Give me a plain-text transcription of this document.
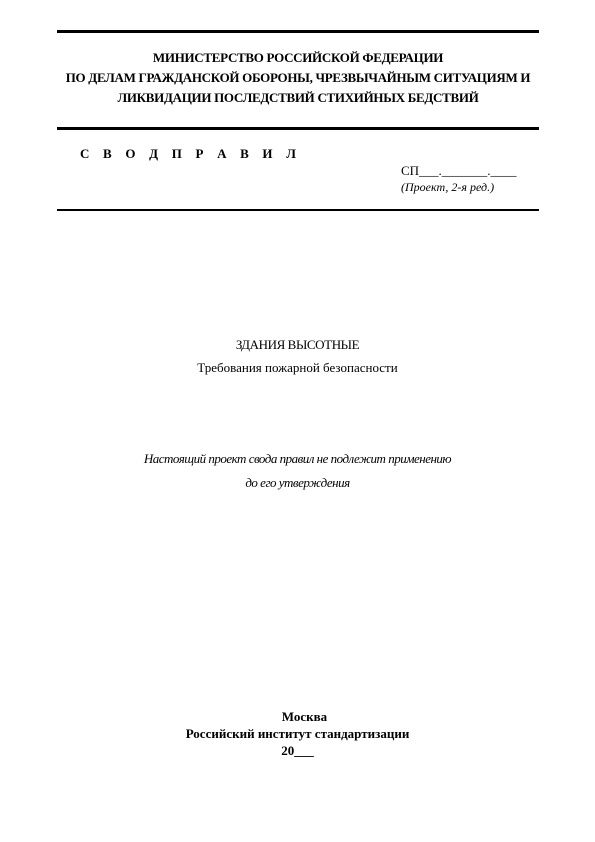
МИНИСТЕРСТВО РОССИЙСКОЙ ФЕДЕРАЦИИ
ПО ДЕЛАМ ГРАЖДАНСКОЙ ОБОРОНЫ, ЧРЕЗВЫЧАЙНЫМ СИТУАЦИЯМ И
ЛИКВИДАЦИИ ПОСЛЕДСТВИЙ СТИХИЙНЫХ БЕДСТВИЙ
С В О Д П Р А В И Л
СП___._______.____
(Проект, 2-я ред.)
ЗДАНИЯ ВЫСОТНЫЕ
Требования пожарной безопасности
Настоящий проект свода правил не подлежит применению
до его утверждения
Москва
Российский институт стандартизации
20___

------------------------------------------------------------

Directive
Quote the material in full and exactly; do not carry over its pictures.

Response to this task
Give me a plain-text transcription of this document.
МИНИСТЕРСТВО РОССИЙСКОЙ ФЕДЕРАЦИИ
ПО ДЕЛАМ ГРАЖДАНСКОЙ ОБОРОНЫ, ЧРЕЗВЫЧАЙНЫМ СИТУАЦИЯМ И
ЛИКВИДАЦИИ ПОСЛЕДСТВИЙ СТИХИЙНЫХ БЕДСТВИЙ
С В О Д П Р А В И Л
СП___._______.____
(Проект, 2-я ред.)
ЗДАНИЯ ВЫСОТНЫЕ
Требования пожарной безопасности
Настоящий проект свода правил не подлежит применению
до его утверждения
Москва
Российский институт стандартизации
20___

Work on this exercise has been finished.